◆ Dataset records ◆

▬▬▬▬▬▬

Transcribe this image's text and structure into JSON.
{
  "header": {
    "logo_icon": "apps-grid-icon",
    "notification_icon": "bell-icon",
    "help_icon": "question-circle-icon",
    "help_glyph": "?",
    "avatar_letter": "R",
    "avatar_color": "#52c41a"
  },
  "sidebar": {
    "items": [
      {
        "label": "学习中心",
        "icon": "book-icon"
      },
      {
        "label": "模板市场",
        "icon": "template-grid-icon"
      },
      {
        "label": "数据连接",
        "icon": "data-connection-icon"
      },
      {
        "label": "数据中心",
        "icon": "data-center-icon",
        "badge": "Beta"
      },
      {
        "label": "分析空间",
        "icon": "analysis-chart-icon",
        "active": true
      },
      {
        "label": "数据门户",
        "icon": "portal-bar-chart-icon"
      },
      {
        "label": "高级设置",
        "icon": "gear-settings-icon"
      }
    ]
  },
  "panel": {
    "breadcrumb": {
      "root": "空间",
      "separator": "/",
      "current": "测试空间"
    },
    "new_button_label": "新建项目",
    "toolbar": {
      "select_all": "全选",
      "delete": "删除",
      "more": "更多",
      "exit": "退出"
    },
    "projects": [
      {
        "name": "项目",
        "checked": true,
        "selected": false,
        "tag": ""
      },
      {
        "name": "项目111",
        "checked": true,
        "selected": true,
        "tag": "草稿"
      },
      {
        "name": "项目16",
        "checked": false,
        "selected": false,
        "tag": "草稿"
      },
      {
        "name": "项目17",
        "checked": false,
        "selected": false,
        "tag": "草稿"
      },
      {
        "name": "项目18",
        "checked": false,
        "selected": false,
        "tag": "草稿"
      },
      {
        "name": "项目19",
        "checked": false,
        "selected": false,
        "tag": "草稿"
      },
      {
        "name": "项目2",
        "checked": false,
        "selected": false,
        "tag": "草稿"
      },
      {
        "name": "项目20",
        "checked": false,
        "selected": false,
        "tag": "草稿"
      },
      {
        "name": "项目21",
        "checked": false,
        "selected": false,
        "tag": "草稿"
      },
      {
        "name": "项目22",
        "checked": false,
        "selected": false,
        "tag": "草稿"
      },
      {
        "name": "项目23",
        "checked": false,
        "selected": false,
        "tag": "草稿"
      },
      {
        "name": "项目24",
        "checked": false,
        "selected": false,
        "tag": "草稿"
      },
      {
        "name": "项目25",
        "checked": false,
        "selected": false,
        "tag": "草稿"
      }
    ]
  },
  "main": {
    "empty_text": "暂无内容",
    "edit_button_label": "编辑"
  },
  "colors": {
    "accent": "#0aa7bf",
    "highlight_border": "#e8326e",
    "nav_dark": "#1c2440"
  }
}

▬▬▬▬▬▬

◆ Work required ◆
Give a single number: the count of lines above that include the word "chart".

◆ Answer to this task ◆
2